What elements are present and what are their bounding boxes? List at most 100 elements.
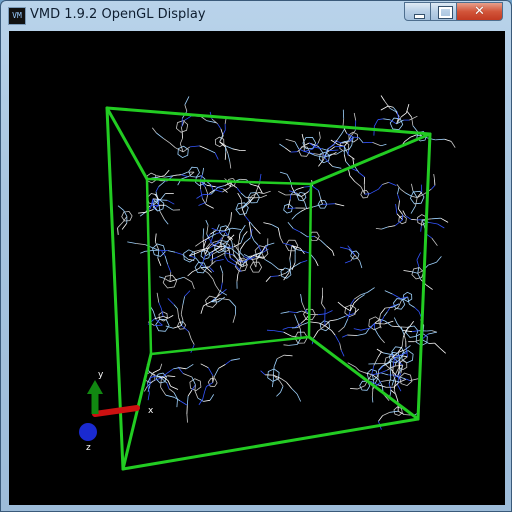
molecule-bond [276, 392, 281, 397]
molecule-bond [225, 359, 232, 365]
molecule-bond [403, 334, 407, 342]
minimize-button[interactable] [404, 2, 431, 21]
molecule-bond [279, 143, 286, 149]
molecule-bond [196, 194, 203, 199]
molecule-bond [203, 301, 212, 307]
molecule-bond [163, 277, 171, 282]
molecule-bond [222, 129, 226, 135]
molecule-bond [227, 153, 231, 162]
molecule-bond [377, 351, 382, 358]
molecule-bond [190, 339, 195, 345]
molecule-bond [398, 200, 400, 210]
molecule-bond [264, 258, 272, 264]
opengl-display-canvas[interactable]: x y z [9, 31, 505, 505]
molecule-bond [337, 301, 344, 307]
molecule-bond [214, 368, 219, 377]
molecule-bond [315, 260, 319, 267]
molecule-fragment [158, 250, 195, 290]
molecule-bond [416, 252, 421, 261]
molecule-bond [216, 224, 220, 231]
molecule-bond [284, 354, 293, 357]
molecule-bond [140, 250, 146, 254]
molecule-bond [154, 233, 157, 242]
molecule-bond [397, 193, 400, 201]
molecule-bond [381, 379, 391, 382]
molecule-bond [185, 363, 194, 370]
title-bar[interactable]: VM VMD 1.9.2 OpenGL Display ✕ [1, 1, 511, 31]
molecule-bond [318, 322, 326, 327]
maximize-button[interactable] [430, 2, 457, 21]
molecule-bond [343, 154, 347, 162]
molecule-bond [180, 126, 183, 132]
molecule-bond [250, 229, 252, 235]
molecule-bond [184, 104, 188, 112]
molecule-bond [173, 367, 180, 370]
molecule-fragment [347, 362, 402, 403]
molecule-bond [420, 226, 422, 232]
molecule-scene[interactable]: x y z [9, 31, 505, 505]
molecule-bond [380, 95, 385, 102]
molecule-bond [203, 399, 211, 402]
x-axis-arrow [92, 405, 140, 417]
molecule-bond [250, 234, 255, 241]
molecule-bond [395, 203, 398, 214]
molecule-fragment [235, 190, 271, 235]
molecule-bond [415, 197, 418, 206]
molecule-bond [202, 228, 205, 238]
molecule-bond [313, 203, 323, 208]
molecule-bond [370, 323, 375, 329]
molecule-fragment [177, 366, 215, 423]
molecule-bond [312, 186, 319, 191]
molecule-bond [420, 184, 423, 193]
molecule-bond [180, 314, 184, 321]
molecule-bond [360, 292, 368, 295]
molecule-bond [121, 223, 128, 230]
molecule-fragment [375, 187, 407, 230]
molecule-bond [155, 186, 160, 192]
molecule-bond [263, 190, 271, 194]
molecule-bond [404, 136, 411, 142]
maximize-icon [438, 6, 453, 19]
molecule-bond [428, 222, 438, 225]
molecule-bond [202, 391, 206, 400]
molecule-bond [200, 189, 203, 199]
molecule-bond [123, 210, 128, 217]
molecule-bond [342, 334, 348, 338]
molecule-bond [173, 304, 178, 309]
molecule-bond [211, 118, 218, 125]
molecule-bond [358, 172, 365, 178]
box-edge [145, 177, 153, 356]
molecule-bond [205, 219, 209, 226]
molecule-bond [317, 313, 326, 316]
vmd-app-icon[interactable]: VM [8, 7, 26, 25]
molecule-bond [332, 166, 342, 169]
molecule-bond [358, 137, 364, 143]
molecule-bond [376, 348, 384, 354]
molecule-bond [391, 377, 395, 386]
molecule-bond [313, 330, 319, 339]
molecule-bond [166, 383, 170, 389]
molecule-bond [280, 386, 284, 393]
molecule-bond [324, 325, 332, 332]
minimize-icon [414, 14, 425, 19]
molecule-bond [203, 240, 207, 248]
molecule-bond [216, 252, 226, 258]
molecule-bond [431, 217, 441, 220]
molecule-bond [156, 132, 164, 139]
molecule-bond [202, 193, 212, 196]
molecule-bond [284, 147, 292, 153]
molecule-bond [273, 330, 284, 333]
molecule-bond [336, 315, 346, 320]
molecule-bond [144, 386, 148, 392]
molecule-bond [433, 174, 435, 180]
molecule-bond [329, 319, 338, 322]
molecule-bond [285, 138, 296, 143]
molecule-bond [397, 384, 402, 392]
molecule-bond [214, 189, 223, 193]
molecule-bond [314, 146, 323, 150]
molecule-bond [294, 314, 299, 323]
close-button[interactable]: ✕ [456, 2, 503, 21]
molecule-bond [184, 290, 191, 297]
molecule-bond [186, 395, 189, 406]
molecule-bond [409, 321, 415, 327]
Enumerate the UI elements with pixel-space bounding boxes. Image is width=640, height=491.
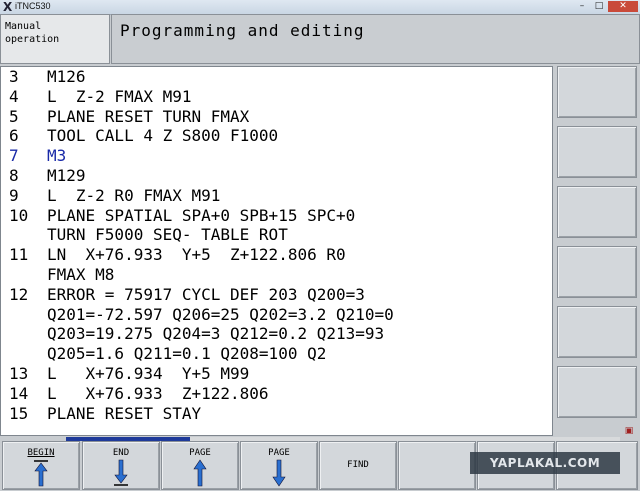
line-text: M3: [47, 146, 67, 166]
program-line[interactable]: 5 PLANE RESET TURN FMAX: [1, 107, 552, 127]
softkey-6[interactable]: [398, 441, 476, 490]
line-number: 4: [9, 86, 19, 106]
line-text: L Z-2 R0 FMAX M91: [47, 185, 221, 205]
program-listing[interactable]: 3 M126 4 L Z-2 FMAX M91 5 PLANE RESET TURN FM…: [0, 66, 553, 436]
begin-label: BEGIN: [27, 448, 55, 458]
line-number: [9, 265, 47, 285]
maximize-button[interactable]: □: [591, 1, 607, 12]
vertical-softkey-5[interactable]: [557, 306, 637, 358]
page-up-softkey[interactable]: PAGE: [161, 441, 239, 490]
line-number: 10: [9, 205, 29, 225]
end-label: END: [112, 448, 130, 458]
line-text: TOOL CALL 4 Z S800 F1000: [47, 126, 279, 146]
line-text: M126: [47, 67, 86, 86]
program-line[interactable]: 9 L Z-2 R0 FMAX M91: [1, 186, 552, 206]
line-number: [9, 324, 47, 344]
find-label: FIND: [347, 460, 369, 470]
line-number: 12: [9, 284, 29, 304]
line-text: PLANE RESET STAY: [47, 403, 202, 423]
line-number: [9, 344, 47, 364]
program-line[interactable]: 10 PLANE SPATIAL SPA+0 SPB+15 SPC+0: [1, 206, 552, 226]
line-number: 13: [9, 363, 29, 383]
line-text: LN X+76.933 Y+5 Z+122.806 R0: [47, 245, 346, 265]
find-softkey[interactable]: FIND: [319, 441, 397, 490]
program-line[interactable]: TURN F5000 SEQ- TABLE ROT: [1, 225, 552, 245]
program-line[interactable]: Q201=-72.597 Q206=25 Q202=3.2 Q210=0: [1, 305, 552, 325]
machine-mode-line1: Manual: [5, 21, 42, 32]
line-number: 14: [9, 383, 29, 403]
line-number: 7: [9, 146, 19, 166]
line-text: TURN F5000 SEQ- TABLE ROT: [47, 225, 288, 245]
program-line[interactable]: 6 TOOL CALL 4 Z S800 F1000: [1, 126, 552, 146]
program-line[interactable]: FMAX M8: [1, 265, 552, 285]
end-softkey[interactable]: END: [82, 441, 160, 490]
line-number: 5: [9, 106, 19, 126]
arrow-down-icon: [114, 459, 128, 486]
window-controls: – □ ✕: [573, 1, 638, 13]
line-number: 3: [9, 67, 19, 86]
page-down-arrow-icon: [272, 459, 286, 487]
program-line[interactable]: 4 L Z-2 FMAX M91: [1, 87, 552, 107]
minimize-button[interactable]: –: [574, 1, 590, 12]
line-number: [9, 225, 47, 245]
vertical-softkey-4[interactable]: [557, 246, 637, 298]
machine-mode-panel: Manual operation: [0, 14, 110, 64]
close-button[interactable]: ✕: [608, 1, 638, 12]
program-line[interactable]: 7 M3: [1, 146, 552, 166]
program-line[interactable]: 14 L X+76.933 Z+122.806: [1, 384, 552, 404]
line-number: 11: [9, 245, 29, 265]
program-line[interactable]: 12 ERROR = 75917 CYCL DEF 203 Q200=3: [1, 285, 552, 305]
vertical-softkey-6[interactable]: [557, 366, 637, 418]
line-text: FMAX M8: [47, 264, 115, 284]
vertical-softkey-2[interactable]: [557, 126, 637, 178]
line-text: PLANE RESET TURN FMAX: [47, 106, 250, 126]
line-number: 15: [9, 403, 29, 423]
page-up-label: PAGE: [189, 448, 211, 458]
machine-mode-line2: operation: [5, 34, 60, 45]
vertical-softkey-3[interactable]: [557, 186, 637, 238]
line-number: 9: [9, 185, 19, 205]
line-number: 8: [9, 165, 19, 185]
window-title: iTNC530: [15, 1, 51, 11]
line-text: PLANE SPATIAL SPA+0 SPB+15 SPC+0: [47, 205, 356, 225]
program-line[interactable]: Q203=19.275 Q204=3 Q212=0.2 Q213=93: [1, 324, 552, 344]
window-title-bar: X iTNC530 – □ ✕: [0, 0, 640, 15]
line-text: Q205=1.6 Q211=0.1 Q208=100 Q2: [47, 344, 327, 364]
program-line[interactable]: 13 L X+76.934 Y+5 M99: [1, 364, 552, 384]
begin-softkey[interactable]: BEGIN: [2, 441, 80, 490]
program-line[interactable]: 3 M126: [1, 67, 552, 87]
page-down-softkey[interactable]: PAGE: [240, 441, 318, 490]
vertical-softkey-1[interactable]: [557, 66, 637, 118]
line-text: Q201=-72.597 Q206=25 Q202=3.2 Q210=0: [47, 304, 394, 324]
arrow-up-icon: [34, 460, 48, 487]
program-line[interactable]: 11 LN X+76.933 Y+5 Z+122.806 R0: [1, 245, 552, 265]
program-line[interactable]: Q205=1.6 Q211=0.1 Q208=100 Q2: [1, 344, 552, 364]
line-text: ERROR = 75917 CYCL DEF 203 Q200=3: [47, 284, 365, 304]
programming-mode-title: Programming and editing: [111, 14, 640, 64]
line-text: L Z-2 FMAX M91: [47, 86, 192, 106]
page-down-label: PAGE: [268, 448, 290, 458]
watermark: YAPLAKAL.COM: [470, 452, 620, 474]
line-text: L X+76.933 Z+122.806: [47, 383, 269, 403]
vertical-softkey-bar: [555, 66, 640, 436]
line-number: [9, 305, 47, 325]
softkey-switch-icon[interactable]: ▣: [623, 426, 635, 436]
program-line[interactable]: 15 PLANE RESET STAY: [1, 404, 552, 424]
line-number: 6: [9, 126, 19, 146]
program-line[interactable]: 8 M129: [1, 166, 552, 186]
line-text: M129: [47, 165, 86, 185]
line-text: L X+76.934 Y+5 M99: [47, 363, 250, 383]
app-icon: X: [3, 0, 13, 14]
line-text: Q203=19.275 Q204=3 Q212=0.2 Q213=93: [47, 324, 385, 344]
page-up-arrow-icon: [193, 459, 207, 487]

⁂

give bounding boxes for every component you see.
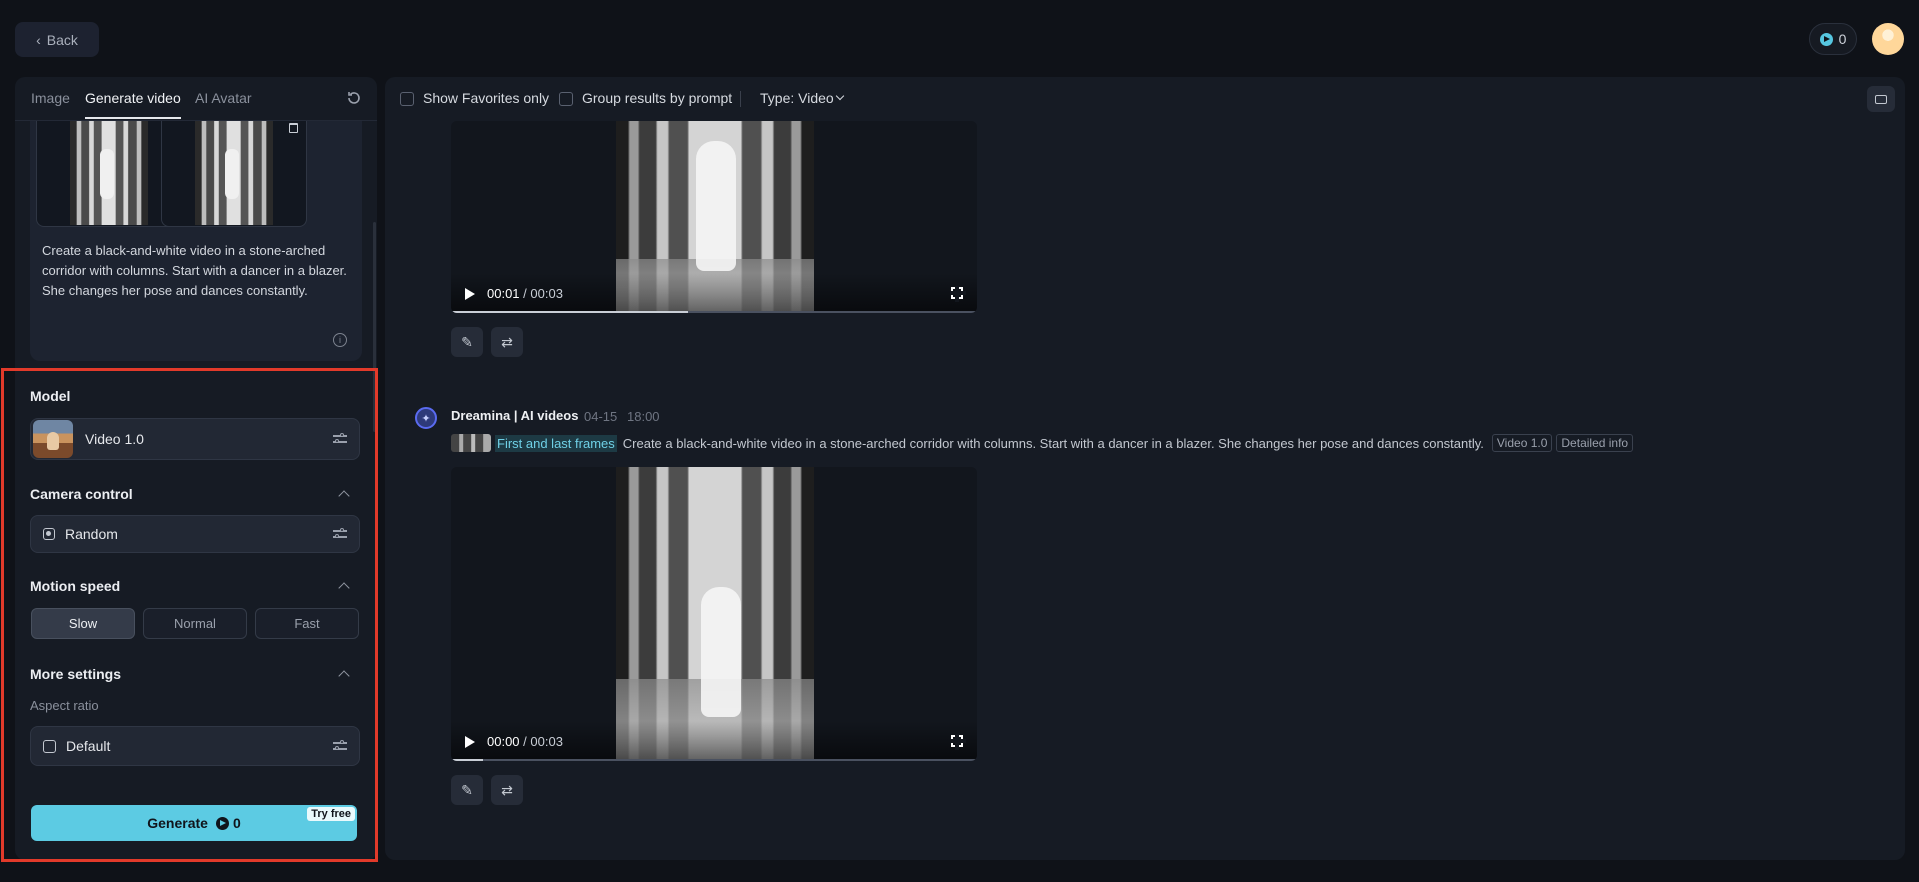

⁂

* _DO THIS_:
Copy out the lines of the records from the line with "Enumerate the UI" up to and including the line with "close-button[interactable]: ✕: [608, 1, 638, 12]", leaving out the pictures.

* _RESULT OF THE TASK_:
Enumerate the UI elements with pixel-space bounding boxes. Image is width=640, height=491.
line-text: M3: [47, 146, 67, 166]
program-line[interactable]: 5 PLANE RESET TURN FMAX: [1, 107, 552, 127]
softkey-6[interactable]: [398, 441, 476, 490]
line-number: 4: [9, 86, 19, 106]
line-text: L Z-2 R0 FMAX M91: [47, 185, 221, 205]
program-listing[interactable]: 3 M126 4 L Z-2 FMAX M91 5 PLANE RESET TURN FM…: [0, 66, 553, 436]
begin-label: BEGIN: [27, 448, 55, 458]
line-number: [9, 265, 47, 285]
maximize-button[interactable]: □: [591, 1, 607, 12]
vertical-softkey-5[interactable]: [557, 306, 637, 358]
page-up-softkey[interactable]: PAGE: [161, 441, 239, 490]
line-number: 10: [9, 205, 29, 225]
end-label: END: [112, 448, 130, 458]
line-text: TOOL CALL 4 Z S800 F1000: [47, 126, 279, 146]
line-text: M126: [47, 67, 86, 86]
program-line[interactable]: 9 L Z-2 R0 FMAX M91: [1, 186, 552, 206]
line-number: [9, 324, 47, 344]
find-label: FIND: [347, 460, 369, 470]
line-number: 12: [9, 284, 29, 304]
line-text: PLANE RESET STAY: [47, 403, 202, 423]
line-number: [9, 344, 47, 364]
program-line[interactable]: 10 PLANE SPATIAL SPA+0 SPB+15 SPC+0: [1, 206, 552, 226]
line-number: 13: [9, 363, 29, 383]
line-text: LN X+76.933 Y+5 Z+122.806 R0: [47, 245, 346, 265]
find-softkey[interactable]: FIND: [319, 441, 397, 490]
program-line[interactable]: TURN F5000 SEQ- TABLE ROT: [1, 225, 552, 245]
program-line[interactable]: Q201=-72.597 Q206=25 Q202=3.2 Q210=0: [1, 305, 552, 325]
machine-mode-line1: Manual: [5, 21, 42, 32]
line-number: 14: [9, 383, 29, 403]
line-number: 7: [9, 146, 19, 166]
line-text: TURN F5000 SEQ- TABLE ROT: [47, 225, 288, 245]
program-line[interactable]: 6 TOOL CALL 4 Z S800 F1000: [1, 126, 552, 146]
program-line[interactable]: FMAX M8: [1, 265, 552, 285]
end-softkey[interactable]: END: [82, 441, 160, 490]
line-number: 5: [9, 106, 19, 126]
arrow-down-icon: [114, 459, 128, 486]
window-controls: – □ ✕: [573, 1, 638, 13]
line-number: 3: [9, 67, 19, 86]
page-down-arrow-icon: [272, 459, 286, 487]
program-line[interactable]: 4 L Z-2 FMAX M91: [1, 87, 552, 107]
minimize-button[interactable]: –: [574, 1, 590, 12]
line-number: [9, 225, 47, 245]
vertical-softkey-4[interactable]: [557, 246, 637, 298]
machine-mode-panel: Manual operation: [0, 14, 110, 64]
close-button[interactable]: ✕: [608, 1, 638, 12]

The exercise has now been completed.